(Figure collection entries)
+ + +

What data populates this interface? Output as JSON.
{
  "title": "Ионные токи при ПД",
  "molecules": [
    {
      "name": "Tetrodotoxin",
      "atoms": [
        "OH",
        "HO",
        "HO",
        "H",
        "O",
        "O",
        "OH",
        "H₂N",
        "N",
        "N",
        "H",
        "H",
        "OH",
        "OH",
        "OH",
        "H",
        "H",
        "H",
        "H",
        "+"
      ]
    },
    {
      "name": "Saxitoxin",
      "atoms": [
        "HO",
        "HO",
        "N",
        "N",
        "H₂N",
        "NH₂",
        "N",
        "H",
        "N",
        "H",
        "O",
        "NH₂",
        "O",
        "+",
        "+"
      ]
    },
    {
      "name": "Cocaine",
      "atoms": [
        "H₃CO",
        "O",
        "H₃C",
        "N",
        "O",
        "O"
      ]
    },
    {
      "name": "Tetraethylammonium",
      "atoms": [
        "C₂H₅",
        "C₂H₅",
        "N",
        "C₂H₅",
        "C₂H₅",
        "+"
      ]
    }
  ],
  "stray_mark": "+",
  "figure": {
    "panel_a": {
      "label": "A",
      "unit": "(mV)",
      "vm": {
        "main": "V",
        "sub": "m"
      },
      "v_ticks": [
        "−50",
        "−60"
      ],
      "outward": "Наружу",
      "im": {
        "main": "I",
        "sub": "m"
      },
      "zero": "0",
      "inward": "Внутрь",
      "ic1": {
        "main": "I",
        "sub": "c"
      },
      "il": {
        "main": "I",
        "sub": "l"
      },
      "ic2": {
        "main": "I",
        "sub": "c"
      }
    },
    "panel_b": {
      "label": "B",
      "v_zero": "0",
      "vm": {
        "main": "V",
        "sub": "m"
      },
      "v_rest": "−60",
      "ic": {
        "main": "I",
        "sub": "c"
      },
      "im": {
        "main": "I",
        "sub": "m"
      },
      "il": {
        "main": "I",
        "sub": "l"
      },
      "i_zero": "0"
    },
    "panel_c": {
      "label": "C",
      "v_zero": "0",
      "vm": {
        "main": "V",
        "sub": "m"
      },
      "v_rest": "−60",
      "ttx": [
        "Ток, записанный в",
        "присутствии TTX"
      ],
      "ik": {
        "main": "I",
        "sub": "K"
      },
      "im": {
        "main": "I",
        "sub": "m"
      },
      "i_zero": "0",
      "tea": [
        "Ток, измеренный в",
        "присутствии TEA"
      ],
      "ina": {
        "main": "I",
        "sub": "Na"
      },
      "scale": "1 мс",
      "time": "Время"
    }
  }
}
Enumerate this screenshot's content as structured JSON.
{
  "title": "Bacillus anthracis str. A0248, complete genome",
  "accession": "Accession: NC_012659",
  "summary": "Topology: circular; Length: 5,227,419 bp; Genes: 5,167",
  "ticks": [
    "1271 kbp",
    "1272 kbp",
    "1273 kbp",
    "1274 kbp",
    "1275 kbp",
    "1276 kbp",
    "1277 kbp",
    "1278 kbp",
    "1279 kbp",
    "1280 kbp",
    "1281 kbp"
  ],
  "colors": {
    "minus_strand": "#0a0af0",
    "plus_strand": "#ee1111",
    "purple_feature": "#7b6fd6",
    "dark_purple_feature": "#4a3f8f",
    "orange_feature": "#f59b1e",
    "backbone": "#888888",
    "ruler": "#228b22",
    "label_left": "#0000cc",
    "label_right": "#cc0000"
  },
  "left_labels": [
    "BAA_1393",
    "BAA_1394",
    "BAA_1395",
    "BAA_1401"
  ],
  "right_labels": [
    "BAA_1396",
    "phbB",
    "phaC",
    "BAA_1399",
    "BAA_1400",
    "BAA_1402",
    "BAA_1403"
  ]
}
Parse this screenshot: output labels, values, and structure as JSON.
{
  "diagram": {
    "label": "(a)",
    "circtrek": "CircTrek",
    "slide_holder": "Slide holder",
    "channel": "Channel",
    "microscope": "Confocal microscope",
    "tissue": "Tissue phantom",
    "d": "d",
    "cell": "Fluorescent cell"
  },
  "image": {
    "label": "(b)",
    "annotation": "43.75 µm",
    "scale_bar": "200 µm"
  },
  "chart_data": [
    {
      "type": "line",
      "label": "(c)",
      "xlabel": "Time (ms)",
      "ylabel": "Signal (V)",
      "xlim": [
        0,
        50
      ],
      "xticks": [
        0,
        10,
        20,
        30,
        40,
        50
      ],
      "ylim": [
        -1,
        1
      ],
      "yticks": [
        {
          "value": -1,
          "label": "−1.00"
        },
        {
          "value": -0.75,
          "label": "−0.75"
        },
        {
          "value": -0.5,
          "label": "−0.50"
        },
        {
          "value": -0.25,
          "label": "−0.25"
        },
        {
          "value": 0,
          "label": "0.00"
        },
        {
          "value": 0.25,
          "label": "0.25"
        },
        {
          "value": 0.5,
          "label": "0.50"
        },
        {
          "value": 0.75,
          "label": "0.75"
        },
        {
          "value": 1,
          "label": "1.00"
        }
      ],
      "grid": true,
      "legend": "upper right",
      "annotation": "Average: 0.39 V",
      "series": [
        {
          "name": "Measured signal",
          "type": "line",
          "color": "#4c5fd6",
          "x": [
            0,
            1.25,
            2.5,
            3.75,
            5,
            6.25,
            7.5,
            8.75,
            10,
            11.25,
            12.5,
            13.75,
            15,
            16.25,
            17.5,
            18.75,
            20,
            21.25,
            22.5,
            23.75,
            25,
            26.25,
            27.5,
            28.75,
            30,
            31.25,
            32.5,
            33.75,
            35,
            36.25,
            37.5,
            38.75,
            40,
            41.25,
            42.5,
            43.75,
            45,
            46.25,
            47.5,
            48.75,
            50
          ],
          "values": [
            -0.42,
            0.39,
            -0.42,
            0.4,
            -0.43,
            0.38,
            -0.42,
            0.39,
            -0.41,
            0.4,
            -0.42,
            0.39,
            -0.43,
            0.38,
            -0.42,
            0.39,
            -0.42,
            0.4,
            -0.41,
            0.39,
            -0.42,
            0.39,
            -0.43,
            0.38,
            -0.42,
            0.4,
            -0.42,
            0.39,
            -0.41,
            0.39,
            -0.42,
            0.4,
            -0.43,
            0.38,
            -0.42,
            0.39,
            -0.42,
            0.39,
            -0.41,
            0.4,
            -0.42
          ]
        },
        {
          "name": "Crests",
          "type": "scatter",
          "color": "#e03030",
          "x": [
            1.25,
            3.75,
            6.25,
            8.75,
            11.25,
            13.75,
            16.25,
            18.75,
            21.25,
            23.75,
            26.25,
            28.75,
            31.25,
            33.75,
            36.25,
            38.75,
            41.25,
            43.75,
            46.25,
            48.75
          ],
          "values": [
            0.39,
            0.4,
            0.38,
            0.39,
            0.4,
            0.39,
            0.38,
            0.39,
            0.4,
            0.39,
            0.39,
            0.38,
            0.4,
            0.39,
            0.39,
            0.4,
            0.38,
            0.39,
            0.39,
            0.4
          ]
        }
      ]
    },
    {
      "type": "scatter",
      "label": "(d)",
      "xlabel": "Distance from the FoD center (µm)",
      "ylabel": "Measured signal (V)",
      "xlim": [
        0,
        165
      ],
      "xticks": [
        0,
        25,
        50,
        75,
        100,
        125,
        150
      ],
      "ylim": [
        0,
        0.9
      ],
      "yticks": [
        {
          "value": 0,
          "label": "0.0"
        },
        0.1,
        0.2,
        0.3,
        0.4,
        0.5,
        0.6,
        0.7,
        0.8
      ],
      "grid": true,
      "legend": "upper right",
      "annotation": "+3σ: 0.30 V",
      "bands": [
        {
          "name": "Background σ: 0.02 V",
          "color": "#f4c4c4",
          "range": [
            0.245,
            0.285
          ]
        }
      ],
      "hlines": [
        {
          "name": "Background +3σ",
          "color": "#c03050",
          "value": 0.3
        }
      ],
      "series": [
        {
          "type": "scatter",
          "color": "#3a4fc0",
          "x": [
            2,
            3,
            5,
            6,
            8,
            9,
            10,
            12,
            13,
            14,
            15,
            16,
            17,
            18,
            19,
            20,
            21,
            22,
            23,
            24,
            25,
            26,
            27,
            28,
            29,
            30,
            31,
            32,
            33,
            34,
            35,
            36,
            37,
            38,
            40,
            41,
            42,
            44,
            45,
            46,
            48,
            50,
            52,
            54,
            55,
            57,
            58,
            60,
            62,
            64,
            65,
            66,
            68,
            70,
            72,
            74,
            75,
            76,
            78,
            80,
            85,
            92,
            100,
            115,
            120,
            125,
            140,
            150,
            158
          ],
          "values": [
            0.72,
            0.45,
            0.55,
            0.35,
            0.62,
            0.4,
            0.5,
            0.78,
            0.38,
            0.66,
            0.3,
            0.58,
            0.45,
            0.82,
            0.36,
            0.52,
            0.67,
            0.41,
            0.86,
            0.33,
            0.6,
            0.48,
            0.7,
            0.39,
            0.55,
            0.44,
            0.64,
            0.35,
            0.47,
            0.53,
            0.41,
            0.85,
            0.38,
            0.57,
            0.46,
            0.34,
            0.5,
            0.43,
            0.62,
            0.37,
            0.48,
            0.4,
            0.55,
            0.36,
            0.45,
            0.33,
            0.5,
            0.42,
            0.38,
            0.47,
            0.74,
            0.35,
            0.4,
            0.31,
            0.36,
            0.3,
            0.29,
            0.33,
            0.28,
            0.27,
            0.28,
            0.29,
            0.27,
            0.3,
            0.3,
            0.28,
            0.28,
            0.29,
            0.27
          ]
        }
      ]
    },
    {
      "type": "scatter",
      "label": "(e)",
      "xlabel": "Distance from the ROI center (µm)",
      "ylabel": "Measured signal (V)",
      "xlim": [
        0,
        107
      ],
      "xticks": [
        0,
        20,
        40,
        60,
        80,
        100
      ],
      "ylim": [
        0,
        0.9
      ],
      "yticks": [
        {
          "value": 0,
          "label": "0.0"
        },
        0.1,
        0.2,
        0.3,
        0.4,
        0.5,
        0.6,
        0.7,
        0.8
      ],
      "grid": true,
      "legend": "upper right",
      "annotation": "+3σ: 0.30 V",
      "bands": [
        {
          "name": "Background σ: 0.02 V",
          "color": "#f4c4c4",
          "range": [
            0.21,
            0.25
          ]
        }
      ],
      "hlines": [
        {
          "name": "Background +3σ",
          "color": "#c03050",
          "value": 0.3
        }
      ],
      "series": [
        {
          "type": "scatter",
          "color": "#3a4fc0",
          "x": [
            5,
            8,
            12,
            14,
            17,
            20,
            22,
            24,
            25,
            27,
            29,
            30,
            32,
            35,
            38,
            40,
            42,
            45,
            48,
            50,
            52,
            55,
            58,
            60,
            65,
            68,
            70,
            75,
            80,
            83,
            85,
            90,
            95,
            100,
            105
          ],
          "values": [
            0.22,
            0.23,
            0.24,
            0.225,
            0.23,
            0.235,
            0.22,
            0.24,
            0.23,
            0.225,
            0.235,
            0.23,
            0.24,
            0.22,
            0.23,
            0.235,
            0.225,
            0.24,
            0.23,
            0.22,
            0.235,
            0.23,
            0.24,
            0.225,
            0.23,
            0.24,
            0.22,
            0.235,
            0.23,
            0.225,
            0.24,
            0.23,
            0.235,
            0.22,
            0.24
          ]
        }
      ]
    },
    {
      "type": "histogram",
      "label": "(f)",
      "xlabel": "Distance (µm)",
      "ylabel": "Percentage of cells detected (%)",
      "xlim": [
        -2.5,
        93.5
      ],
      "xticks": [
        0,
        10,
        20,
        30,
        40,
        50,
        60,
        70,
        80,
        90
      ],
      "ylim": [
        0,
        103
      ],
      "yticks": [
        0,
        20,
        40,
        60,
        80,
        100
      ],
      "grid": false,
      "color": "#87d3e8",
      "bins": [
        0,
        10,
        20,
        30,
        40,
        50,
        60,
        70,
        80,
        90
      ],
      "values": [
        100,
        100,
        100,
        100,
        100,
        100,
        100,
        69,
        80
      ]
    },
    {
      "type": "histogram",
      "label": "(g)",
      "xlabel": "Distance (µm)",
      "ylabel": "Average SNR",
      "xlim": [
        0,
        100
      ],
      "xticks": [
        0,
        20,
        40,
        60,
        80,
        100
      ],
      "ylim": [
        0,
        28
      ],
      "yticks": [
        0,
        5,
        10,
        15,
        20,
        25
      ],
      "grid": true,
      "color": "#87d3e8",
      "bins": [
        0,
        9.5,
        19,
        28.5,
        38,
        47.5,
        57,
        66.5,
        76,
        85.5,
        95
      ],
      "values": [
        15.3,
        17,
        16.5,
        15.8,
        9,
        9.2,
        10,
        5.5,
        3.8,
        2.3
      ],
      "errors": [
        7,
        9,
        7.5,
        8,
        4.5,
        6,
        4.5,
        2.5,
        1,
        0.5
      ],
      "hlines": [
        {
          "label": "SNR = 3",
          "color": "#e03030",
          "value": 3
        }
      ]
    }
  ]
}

+ + +

** Your objective **
Scan the entries above for the string "Distance" and copy each line containing it.

** Answer for the task **
      "xlabel": "Distance from the FoD center (µm)",
      "xlabel": "Distance from the ROI center (µm)",
      "xlabel": "Distance (µm)",
      "xlabel": "Distance (µm)",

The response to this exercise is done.